[WHAT THE EXERCISE ASKS] Set down each entry from the block beneath, exactly as written.

════════

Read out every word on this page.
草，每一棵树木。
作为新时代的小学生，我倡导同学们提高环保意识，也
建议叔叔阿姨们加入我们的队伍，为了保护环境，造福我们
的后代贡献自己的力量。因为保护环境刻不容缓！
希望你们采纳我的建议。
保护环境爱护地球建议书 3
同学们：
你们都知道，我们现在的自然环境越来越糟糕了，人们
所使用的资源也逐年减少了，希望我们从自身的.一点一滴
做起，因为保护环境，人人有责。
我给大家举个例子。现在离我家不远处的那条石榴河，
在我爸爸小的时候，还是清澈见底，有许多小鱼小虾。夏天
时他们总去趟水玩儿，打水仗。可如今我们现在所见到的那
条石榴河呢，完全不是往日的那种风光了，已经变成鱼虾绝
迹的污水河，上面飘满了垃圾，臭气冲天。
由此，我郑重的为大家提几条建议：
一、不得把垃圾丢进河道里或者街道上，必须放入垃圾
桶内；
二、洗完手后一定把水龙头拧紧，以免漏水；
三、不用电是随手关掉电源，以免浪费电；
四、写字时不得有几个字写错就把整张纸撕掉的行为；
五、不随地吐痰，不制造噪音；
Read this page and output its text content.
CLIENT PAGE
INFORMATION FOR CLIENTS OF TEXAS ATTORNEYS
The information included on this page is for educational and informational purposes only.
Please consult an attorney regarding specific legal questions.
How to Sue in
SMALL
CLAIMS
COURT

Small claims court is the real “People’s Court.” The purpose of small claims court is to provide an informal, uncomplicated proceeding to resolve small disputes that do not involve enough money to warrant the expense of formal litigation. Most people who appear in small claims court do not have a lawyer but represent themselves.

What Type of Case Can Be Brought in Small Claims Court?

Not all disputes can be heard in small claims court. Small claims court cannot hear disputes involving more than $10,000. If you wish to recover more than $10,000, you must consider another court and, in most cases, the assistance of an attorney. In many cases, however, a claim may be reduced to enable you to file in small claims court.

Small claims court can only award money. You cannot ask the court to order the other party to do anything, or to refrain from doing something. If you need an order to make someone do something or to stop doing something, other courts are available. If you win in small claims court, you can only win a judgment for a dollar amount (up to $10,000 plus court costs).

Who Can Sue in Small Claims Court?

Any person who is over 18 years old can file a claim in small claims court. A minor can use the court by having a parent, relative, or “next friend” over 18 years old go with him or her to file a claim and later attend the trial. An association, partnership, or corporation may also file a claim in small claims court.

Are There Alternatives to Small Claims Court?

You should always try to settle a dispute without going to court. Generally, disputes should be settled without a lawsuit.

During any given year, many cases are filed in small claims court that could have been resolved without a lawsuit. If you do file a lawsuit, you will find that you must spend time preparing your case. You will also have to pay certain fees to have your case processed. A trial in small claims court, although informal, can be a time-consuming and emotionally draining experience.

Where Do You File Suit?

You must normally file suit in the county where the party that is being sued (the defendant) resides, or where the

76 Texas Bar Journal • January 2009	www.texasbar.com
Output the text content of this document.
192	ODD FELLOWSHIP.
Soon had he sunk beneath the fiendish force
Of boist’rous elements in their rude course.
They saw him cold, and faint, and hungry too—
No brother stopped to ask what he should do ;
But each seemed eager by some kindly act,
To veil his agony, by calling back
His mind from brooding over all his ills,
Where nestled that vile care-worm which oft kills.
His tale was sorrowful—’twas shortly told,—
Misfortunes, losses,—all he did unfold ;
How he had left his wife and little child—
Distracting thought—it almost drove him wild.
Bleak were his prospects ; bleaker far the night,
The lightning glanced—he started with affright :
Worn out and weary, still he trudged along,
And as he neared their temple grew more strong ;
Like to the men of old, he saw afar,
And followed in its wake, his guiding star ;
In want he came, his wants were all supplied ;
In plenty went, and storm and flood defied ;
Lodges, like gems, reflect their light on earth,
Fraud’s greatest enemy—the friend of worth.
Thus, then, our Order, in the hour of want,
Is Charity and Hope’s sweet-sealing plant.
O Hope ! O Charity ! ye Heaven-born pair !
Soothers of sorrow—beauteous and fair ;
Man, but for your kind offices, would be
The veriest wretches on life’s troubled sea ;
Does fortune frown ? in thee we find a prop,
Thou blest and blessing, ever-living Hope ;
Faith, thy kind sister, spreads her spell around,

════════

[SOLUTION TO THIS EXERCISE]
Read out every word on this page.
草，每一棵树木。
作为新时代的小学生，我倡导同学们提高环保意识，也
建议叔叔阿姨们加入我们的队伍，为了保护环境，造福我们
的后代贡献自己的力量。因为保护环境刻不容缓！
希望你们采纳我的建议。
保护环境爱护地球建议书 3
同学们：
你们都知道，我们现在的自然环境越来越糟糕了，人们
所使用的资源也逐年减少了，希望我们从自身的.一点一滴
做起，因为保护环境，人人有责。
我给大家举个例子。现在离我家不远处的那条石榴河，
在我爸爸小的时候，还是清澈见底，有许多小鱼小虾。夏天
时他们总去趟水玩儿，打水仗。可如今我们现在所见到的那
条石榴河呢，完全不是往日的那种风光了，已经变成鱼虾绝
迹的污水河，上面飘满了垃圾，臭气冲天。
由此，我郑重的为大家提几条建议：
一、不得把垃圾丢进河道里或者街道上，必须放入垃圾
桶内；
二、洗完手后一定把水龙头拧紧，以免漏水；
三、不用电是随手关掉电源，以免浪费电；
四、写字时不得有几个字写错就把整张纸撕掉的行为；
五、不随地吐痰，不制造噪音；
Read this page and output its text content.
CLIENT PAGE
INFORMATION FOR CLIENTS OF TEXAS ATTORNEYS
The information included on this page is for educational and informational purposes only.
Please consult an attorney regarding specific legal questions.
How to Sue in
SMALL
CLAIMS
COURT

Small claims court is the real “People’s Court.” The purpose of small claims court is to provide an informal, uncomplicated proceeding to resolve small disputes that do not involve enough money to warrant the expense of formal litigation. Most people who appear in small claims court do not have a lawyer but represent themselves.

What Type of Case Can Be Brought in Small Claims Court?

Not all disputes can be heard in small claims court. Small claims court cannot hear disputes involving more than $10,000. If you wish to recover more than $10,000, you must consider another court and, in most cases, the assistance of an attorney. In many cases, however, a claim may be reduced to enable you to file in small claims court.

Small claims court can only award money. You cannot ask the court to order the other party to do anything, or to refrain from doing something. If you need an order to make someone do something or to stop doing something, other courts are available. If you win in small claims court, you can only win a judgment for a dollar amount (up to $10,000 plus court costs).

Who Can Sue in Small Claims Court?

Any person who is over 18 years old can file a claim in small claims court. A minor can use the court by having a parent, relative, or “next friend” over 18 years old go with him or her to file a claim and later attend the trial. An association, partnership, or corporation may also file a claim in small claims court.

Are There Alternatives to Small Claims Court?

You should always try to settle a dispute without going to court. Generally, disputes should be settled without a lawsuit.

During any given year, many cases are filed in small claims court that could have been resolved without a lawsuit. If you do file a lawsuit, you will find that you must spend time preparing your case. You will also have to pay certain fees to have your case processed. A trial in small claims court, although informal, can be a time-consuming and emotionally draining experience.

Where Do You File Suit?

You must normally file suit in the county where the party that is being sued (the defendant) resides, or where the

76 Texas Bar Journal • January 2009	www.texasbar.com
Output the text content of this document.
192	ODD FELLOWSHIP.
Soon had he sunk beneath the fiendish force
Of boist’rous elements in their rude course.
They saw him cold, and faint, and hungry too—
No brother stopped to ask what he should do ;
But each seemed eager by some kindly act,
To veil his agony, by calling back
His mind from brooding over all his ills,
Where nestled that vile care-worm which oft kills.
His tale was sorrowful—’twas shortly told,—
Misfortunes, losses,—all he did unfold ;
How he had left his wife and little child—
Distracting thought—it almost drove him wild.
Bleak were his prospects ; bleaker far the night,
The lightning glanced—he started with affright :
Worn out and weary, still he trudged along,
And as he neared their temple grew more strong ;
Like to the men of old, he saw afar,
And followed in its wake, his guiding star ;
In want he came, his wants were all supplied ;
In plenty went, and storm and flood defied ;
Lodges, like gems, reflect their light on earth,
Fraud’s greatest enemy—the friend of worth.
Thus, then, our Order, in the hour of want,
Is Charity and Hope’s sweet-sealing plant.
O Hope ! O Charity ! ye Heaven-born pair !
Soothers of sorrow—beauteous and fair ;
Man, but for your kind offices, would be
The veriest wretches on life’s troubled sea ;
Does fortune frown ? in thee we find a prop,
Thou blest and blessing, ever-living Hope ;
Faith, thy kind sister, spreads her spell around,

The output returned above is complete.